*PASSAGE FOR REVIEW*:
The default is 32 tokens per block. Supported block sizes on CUDA are 8, 16, and 32, values outside that set fail to load because the attention kernel dispatches on block size explicitly. Override with --pa-block-size.

The pool’s size is set via one of three mutually exclusive flags:

  • --pa-memory-mb <n>: budget in MB.
  • --pa-memory-fraction <f>: fraction of available VRAM.
  • --pa-context-len <n>: budget sized to hold the configured maximum concurrent sequences at that context length.

When none are set, the engine defaults to 90% of available VRAM on CUDA.

Each sequence holds a list of block pointers. On each decoding step, the scheduler checks whether the sequence has a free slot in its tail block; if not, it allocates a new block from the pool. When a sequence finishes, its blocks return to the pool.

Shared-prefix optimization: sequences that begin with identical tokens share the blocks holding those tokens. A shared block is reference-counted rather than duplicated. This is the mechanism behind prefix caching when paged attention is on.

--pa-cache-type sets the KV cache’s numeric representation:

  • auto (default): match the model’s compute dtype.
  • Explicit quantization types reduce the per-block memory cost at some quality cost.

(Dataset entries)
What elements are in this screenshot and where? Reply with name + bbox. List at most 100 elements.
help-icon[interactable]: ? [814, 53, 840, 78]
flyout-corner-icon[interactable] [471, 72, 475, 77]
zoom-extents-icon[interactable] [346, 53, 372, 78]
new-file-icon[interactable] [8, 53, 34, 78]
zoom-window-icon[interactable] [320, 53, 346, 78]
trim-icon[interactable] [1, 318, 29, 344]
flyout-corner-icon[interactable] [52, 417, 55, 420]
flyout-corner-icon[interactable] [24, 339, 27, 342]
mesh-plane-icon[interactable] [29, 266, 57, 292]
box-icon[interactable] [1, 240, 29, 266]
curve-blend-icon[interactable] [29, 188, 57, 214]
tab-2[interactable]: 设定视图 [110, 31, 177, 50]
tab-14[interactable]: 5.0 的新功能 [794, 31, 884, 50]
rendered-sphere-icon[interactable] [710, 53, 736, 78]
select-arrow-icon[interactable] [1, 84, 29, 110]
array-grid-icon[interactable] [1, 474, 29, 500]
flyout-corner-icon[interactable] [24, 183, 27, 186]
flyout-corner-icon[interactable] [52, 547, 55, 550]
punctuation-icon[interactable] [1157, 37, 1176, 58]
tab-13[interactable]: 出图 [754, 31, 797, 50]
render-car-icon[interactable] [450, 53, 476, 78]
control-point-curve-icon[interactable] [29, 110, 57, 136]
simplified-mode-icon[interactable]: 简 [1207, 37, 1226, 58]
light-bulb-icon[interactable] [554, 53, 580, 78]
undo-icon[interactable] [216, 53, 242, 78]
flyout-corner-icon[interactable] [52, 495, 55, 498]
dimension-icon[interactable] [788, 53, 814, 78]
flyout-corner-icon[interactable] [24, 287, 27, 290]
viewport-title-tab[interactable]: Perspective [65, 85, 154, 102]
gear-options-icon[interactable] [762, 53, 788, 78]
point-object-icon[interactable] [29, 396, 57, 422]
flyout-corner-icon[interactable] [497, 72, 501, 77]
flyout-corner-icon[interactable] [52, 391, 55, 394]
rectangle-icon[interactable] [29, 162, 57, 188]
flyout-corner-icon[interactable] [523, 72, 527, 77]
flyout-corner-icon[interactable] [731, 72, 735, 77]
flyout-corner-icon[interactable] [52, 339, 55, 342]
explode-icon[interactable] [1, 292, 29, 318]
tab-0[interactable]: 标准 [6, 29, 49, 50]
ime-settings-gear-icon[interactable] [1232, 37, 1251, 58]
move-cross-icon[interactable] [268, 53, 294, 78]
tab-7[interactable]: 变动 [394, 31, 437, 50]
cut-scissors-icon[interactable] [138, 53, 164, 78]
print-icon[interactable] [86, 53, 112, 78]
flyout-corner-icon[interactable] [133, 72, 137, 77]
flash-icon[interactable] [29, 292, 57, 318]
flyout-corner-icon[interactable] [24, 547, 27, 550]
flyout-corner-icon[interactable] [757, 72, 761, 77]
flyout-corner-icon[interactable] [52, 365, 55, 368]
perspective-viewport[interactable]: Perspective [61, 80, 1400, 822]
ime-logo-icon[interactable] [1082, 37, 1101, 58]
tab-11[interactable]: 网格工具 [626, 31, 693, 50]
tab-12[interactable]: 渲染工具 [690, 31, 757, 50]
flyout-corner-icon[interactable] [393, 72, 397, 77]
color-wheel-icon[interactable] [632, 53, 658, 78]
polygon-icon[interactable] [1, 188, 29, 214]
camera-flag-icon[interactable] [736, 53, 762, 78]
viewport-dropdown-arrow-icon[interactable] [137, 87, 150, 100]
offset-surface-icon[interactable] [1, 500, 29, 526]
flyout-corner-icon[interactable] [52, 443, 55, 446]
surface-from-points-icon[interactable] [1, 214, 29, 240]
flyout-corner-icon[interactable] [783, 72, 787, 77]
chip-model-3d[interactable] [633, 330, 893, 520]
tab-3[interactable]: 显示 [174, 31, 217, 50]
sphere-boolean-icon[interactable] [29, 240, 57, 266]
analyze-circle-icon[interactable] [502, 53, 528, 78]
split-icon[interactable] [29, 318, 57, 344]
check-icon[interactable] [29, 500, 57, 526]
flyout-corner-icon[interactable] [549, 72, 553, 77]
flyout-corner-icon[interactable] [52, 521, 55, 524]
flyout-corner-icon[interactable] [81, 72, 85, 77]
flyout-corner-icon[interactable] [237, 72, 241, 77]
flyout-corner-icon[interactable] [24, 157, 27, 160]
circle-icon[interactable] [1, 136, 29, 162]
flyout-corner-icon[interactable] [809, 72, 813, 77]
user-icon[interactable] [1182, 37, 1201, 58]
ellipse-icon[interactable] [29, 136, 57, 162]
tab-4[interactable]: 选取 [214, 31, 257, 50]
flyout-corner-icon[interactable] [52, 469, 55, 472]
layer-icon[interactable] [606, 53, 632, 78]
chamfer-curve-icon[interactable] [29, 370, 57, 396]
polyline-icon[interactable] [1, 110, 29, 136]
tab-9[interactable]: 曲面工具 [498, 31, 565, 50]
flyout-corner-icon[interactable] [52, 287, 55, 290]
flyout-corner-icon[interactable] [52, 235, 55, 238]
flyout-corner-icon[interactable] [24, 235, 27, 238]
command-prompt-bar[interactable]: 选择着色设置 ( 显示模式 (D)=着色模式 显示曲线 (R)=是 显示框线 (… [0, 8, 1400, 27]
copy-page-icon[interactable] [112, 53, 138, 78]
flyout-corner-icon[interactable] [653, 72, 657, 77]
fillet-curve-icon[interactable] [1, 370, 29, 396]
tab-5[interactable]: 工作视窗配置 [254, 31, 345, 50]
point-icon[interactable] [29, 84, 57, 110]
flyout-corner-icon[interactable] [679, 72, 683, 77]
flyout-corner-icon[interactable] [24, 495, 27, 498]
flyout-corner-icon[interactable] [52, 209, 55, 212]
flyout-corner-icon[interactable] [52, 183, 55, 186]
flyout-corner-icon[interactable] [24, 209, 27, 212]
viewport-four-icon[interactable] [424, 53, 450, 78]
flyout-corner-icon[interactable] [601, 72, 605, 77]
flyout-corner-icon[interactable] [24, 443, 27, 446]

*TASKS TO CARRY OUT*:
**1.** Transcribe the passage on paged attention starting at "Shared-prefix optimization: sequences" and ending at "model’s compute dtype.".
**2.** Answer these questions from the passage on paged attention.
(a) How many tokens per block does the default use?
(b) If none of the three pool-size flags is set, what pool size does the engine use on CUDA?
(c) How is a block shared by several sequences handled instead of being duplicated?
**3.** Take the passage on paged attention further, beginning after its final sentence.

*EXPECTED RESPONSES*:
**1.**
Shared-prefix optimization: sequences that begin with identical tokens share the blocks holding those tokens. A shared block is reference-counted rather than duplicated. This is the mechanism behind prefix caching when paged attention is on.

--pa-cache-type sets the KV cache’s numeric representation:

  • auto (default): match the model’s compute dtype.

**2.**
(a) 32 tokens per block.
(b) 90% of available VRAM.
(c) It is reference-counted.

**3.**
This is separate from model-weight quantization (--quant or --isq). Weight and cache quantization are chosen independently.

Paged attention and flash attention are separate layers of the runtime.

For non-paged attention, the flash-attn and flash-attn-v3 Cargo features enable the usual flash attention kernels when the model and GPU support them.

For CUDA paged attention, mistral.rs can use a FlashInfer-backed paged KV-cache layout and paged decode kernel directly. Eligible paged prefill chunks also use FlashInfer. When a request falls outside those constraints, the runtime falls back to the generic paged path, which gathers blocks and then dispatches to the available attention backend.

FlashInfer paged kernels are built as part of the cuda feature. They do not require the flash-attn Cargo feature.

Long CUDA prompts with paged attention are processed in chunks. The default chunk size is 4096 tokens. Chunking keeps prefill memory use stable and lets long prompts use the paged prefill kernels instead of one very large prompt pass.

Chunking is internal and does not change the visible prompt, logits, or generated text.

CUDA decode graphs can replay supported single-token paged decode steps with lower CPU launch overhead. They are enabled by default for supported CUDA paged decode paths. Set MISTRALRS_CUDA_GRAPHS=0 to disable them.

See Use CUDA graphs for requirements and benchmarking guidance.

The engine enables paged attention by default for server workloads and disables it for single-request CLI use. Paged attention has a gather overhead versus a contiguous cache. Explicit control is via --paged-attn auto|on|off.

MLA’s latent cache is supported through a dedicated kernel path. Some models can opt out of FlashInfer paged cache layout when their cache shape needs a different backend.